== Provided data ==
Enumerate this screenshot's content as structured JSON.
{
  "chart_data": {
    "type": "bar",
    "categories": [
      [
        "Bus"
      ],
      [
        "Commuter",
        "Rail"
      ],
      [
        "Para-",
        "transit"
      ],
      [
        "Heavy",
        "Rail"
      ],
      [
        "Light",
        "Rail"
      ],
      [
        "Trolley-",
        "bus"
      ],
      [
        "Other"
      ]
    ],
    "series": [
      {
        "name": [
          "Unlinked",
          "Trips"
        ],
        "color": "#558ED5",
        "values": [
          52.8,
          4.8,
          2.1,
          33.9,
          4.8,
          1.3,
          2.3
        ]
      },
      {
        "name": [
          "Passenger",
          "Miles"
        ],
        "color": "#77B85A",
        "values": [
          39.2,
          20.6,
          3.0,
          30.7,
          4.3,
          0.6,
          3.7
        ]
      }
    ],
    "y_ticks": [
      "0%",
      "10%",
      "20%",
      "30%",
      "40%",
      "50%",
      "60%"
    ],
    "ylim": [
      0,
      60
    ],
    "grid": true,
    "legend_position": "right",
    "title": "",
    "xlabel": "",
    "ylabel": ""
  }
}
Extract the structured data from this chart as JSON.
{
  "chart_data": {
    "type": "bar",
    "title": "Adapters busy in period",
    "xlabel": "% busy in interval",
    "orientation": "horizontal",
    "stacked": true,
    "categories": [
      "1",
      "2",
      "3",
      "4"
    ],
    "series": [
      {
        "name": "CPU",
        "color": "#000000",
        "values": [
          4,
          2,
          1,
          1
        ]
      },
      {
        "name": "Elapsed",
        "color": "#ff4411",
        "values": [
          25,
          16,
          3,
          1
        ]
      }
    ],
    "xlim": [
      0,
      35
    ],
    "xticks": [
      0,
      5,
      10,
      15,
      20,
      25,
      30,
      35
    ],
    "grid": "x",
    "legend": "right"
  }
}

== Your goal ==
Extract the listing in its entirety, matching it exactly.

== Task answer ==
Enumerate this screenshot's content as structured JSON.
{
  "chart_data": {
    "type": "bar",
    "categories": [
      [
        "Bus"
      ],
      [
        "Commuter",
        "Rail"
      ],
      [
        "Para-",
        "transit"
      ],
      [
        "Heavy",
        "Rail"
      ],
      [
        "Light",
        "Rail"
      ],
      [
        "Trolley-",
        "bus"
      ],
      [
        "Other"
      ]
    ],
    "series": [
      {
        "name": [
          "Unlinked",
          "Trips"
        ],
        "color": "#558ED5",
        "values": [
          52.8,
          4.8,
          2.1,
          33.9,
          4.8,
          1.3,
          2.3
        ]
      },
      {
        "name": [
          "Passenger",
          "Miles"
        ],
        "color": "#77B85A",
        "values": [
          39.2,
          20.6,
          3.0,
          30.7,
          4.3,
          0.6,
          3.7
        ]
      }
    ],
    "y_ticks": [
      "0%",
      "10%",
      "20%",
      "30%",
      "40%",
      "50%",
      "60%"
    ],
    "ylim": [
      0,
      60
    ],
    "grid": true,
    "legend_position": "right",
    "title": "",
    "xlabel": "",
    "ylabel": ""
  }
}
Extract the structured data from this chart as JSON.
{
  "chart_data": {
    "type": "bar",
    "title": "Adapters busy in period",
    "xlabel": "% busy in interval",
    "orientation": "horizontal",
    "stacked": true,
    "categories": [
      "1",
      "2",
      "3",
      "4"
    ],
    "series": [
      {
        "name": "CPU",
        "color": "#000000",
        "values": [
          4,
          2,
          1,
          1
        ]
      },
      {
        "name": "Elapsed",
        "color": "#ff4411",
        "values": [
          25,
          16,
          3,
          1
        ]
      }
    ],
    "xlim": [
      0,
      35
    ],
    "xticks": [
      0,
      5,
      10,
      15,
      20,
      25,
      30,
      35
    ],
    "grid": "x",
    "legend": "right"
  }
}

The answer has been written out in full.